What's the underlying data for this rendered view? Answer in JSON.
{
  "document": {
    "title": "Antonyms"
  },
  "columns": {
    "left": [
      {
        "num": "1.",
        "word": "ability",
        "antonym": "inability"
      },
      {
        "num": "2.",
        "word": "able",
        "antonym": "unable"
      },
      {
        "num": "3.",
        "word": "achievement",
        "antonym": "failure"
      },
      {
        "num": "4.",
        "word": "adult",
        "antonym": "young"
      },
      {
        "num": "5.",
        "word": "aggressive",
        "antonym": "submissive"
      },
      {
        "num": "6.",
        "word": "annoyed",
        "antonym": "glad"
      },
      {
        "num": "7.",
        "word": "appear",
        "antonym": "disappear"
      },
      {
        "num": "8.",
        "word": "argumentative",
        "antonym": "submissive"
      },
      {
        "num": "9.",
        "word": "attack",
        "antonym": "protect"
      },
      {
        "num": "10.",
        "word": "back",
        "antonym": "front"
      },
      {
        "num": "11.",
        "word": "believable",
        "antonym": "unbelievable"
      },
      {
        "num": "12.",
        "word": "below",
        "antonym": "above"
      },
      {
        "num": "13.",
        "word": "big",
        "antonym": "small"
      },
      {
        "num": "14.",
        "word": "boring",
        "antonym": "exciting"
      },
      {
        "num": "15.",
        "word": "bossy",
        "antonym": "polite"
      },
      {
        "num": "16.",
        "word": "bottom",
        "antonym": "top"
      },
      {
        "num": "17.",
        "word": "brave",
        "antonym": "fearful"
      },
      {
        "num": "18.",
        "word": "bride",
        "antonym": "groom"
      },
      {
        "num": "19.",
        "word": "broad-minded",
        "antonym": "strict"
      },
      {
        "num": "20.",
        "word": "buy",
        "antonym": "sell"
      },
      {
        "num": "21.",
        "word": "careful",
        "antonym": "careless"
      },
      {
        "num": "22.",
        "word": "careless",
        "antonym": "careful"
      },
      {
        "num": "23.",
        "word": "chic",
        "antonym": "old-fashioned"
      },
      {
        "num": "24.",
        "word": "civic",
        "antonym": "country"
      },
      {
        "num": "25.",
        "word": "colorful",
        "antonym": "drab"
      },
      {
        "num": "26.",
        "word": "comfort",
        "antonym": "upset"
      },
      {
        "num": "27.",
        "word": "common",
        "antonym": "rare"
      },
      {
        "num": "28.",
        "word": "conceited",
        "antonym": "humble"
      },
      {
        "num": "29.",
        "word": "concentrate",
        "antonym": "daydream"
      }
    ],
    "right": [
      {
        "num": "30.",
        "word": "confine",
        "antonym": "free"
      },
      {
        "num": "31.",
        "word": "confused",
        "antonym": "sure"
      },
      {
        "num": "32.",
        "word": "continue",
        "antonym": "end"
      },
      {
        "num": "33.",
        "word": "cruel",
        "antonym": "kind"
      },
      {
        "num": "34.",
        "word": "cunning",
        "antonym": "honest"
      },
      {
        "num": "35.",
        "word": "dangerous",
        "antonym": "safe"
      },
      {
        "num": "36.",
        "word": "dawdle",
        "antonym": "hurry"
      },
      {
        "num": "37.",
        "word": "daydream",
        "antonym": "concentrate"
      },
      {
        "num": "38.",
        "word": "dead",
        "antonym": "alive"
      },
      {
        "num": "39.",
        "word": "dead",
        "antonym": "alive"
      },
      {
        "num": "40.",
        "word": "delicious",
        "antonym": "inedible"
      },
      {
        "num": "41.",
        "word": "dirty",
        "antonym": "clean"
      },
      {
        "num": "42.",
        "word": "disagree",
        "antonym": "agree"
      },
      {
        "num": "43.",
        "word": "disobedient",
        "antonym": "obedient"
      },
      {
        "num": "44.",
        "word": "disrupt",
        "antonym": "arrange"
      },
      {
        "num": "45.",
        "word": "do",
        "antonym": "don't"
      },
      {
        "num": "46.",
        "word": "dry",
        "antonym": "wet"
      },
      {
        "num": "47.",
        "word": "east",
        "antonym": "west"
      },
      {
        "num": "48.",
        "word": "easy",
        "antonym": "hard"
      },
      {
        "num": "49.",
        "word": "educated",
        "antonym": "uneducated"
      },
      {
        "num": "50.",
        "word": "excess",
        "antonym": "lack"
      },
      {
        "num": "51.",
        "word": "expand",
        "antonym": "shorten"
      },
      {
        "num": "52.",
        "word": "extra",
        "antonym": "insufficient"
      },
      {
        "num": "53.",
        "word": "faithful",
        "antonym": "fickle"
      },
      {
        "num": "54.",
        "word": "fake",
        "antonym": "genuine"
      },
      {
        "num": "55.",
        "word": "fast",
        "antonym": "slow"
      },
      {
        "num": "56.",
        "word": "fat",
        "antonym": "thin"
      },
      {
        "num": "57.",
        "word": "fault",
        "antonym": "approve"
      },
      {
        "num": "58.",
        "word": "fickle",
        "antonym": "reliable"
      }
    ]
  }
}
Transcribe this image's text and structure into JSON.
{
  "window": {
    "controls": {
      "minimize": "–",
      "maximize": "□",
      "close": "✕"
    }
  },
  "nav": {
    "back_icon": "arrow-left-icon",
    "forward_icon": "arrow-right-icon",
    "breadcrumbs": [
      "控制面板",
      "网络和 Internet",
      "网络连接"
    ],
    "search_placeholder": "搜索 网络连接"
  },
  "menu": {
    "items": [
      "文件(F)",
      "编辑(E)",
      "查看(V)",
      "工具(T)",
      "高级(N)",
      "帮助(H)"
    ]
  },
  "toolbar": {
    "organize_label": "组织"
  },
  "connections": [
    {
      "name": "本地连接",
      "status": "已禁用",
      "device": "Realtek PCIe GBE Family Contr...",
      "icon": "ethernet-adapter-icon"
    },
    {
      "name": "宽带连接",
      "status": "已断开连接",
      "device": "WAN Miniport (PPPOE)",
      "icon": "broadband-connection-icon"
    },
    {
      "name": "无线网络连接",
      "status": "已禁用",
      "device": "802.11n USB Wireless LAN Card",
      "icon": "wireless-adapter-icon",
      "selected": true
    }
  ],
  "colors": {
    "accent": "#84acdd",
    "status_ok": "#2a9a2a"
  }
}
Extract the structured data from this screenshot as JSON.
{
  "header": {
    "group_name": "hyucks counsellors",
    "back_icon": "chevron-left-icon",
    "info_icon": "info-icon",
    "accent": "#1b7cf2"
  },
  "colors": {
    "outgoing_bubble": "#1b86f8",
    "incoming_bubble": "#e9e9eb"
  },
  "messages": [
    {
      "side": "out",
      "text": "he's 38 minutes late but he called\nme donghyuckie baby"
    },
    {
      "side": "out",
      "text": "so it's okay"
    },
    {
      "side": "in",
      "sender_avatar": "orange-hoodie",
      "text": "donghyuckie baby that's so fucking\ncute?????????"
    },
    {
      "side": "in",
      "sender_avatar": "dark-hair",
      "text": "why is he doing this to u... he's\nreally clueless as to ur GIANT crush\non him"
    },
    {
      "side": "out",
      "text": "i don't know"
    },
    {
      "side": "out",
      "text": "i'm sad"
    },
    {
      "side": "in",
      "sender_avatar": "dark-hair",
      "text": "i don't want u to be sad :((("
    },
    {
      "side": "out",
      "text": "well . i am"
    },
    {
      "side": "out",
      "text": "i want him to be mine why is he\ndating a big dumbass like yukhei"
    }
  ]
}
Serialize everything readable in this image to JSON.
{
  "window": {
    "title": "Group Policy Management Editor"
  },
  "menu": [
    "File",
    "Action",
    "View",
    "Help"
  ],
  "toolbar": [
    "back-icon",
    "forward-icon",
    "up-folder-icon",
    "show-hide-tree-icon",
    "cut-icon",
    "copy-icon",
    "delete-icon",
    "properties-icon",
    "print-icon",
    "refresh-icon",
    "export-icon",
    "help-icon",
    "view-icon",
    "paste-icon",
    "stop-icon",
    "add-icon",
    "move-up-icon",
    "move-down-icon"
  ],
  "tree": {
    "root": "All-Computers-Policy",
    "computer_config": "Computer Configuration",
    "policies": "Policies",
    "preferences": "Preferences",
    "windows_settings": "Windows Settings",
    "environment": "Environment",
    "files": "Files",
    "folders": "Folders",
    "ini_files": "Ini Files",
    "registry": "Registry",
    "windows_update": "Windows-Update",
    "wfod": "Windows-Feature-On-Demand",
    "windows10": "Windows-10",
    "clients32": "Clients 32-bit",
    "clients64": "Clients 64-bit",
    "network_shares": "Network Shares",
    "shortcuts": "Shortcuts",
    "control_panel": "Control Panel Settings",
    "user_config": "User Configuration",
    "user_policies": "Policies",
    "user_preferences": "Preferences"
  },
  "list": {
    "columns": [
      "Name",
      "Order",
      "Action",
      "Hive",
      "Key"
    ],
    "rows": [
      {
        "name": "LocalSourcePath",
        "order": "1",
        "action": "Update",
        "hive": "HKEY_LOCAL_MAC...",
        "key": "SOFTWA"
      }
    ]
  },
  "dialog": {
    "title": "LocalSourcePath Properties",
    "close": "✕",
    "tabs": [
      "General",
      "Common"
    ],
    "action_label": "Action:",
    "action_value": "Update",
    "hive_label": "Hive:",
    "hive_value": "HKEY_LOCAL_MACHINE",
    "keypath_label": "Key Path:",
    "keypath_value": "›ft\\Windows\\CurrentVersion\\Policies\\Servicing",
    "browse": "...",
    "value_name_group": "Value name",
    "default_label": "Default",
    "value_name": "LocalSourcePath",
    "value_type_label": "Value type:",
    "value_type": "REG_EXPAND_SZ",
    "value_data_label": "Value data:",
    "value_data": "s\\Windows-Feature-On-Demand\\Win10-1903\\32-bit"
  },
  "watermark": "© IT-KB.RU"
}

= = = =

--- Exercise requirements ---
Only a number is wanted here: how many lines in the data above include the string "Settings"?

--- Solution for this problem ---
2